Task prompt ▸ Could you extract the rows unchanged, beginning with the first line of the rows and stopping after the line that contains "datasheet-page: PIPES QUADRUPLE", with both of those lines included?

Data extract ▸

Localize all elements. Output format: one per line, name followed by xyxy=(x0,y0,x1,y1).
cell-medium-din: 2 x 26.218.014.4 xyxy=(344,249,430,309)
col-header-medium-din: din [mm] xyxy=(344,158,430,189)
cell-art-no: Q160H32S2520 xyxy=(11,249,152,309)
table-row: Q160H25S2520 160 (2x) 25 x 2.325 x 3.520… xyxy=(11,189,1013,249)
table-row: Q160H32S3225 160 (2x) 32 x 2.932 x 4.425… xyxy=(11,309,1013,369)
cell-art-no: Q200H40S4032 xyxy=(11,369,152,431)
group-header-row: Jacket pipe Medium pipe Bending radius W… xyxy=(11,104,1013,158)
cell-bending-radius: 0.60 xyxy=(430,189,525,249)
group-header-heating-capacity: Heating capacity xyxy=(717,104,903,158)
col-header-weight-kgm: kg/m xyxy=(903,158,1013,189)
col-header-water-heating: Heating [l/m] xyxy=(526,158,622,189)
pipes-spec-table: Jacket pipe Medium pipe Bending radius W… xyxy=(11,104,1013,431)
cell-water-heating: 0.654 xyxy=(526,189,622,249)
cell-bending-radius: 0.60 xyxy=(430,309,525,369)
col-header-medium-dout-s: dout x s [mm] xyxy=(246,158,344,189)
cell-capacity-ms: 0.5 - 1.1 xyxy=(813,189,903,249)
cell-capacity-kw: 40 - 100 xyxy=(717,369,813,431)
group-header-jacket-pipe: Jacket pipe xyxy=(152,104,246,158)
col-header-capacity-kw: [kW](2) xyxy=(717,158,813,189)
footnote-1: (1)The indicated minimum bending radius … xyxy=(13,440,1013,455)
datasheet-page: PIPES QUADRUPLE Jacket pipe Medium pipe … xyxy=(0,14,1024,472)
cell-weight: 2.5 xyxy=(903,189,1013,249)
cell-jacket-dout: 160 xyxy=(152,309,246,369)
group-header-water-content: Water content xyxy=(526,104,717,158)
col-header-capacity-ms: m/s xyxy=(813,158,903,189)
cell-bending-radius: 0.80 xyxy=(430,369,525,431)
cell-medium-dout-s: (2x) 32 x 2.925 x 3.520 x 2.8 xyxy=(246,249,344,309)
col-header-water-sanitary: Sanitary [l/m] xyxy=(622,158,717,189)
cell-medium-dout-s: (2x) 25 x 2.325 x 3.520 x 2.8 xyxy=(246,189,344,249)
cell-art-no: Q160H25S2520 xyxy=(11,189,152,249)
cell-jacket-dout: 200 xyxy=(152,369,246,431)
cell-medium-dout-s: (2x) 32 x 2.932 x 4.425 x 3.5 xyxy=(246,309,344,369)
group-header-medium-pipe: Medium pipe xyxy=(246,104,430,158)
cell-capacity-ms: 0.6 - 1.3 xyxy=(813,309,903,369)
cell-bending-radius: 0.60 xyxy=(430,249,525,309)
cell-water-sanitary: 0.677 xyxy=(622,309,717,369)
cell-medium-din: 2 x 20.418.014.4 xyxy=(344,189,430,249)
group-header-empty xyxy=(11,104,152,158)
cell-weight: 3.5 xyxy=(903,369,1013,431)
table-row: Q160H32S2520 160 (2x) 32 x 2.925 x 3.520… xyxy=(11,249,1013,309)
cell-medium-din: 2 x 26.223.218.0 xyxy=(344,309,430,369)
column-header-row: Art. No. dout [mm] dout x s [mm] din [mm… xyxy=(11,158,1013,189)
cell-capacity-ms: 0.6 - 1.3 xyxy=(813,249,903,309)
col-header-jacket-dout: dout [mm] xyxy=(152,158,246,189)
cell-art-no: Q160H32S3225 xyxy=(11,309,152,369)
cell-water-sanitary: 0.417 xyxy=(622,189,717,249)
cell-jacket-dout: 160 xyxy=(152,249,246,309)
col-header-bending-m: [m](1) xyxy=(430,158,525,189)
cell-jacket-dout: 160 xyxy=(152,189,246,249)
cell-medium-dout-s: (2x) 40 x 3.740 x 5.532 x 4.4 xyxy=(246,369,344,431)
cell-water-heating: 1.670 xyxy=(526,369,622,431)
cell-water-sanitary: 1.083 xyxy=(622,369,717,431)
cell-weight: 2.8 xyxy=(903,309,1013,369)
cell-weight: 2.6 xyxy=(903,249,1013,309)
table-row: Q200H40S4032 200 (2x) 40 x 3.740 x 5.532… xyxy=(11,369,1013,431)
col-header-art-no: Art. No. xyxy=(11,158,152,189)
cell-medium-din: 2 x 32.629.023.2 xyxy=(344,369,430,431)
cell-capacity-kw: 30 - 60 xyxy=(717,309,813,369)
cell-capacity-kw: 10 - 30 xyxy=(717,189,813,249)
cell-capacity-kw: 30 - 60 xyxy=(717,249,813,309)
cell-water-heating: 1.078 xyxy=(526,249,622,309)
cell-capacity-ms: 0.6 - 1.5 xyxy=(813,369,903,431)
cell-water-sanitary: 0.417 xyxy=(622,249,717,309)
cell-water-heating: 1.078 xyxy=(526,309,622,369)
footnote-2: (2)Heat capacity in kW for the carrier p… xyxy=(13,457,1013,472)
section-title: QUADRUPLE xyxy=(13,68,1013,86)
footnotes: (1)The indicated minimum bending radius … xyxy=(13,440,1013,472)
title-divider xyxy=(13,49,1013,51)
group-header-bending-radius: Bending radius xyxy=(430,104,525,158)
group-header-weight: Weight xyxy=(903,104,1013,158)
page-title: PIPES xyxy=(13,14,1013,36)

Solution for this task ▸
Localize all elements. Output format: one per line, name followed by xyxy=(x0,y0,x1,y1).
cell-medium-din: 2 x 26.218.014.4 xyxy=(344,249,430,309)
col-header-medium-din: din [mm] xyxy=(344,158,430,189)
cell-art-no: Q160H32S2520 xyxy=(11,249,152,309)
table-row: Q160H25S2520 160 (2x) 25 x 2.325 x 3.520… xyxy=(11,189,1013,249)
table-row: Q160H32S3225 160 (2x) 32 x 2.932 x 4.425… xyxy=(11,309,1013,369)
cell-art-no: Q200H40S4032 xyxy=(11,369,152,431)
group-header-row: Jacket pipe Medium pipe Bending radius W… xyxy=(11,104,1013,158)
cell-bending-radius: 0.60 xyxy=(430,189,525,249)
group-header-heating-capacity: Heating capacity xyxy=(717,104,903,158)
col-header-weight-kgm: kg/m xyxy=(903,158,1013,189)
col-header-water-heating: Heating [l/m] xyxy=(526,158,622,189)
pipes-spec-table: Jacket pipe Medium pipe Bending radius W… xyxy=(11,104,1013,431)
cell-water-heating: 0.654 xyxy=(526,189,622,249)
cell-bending-radius: 0.60 xyxy=(430,309,525,369)
col-header-medium-dout-s: dout x s [mm] xyxy=(246,158,344,189)
cell-capacity-ms: 0.5 - 1.1 xyxy=(813,189,903,249)
cell-capacity-kw: 40 - 100 xyxy=(717,369,813,431)
group-header-jacket-pipe: Jacket pipe xyxy=(152,104,246,158)
col-header-capacity-kw: [kW](2) xyxy=(717,158,813,189)
footnote-1: (1)The indicated minimum bending radius … xyxy=(13,440,1013,455)
datasheet-page: PIPES QUADRUPLE Jacket pipe Medium pipe … xyxy=(0,14,1024,472)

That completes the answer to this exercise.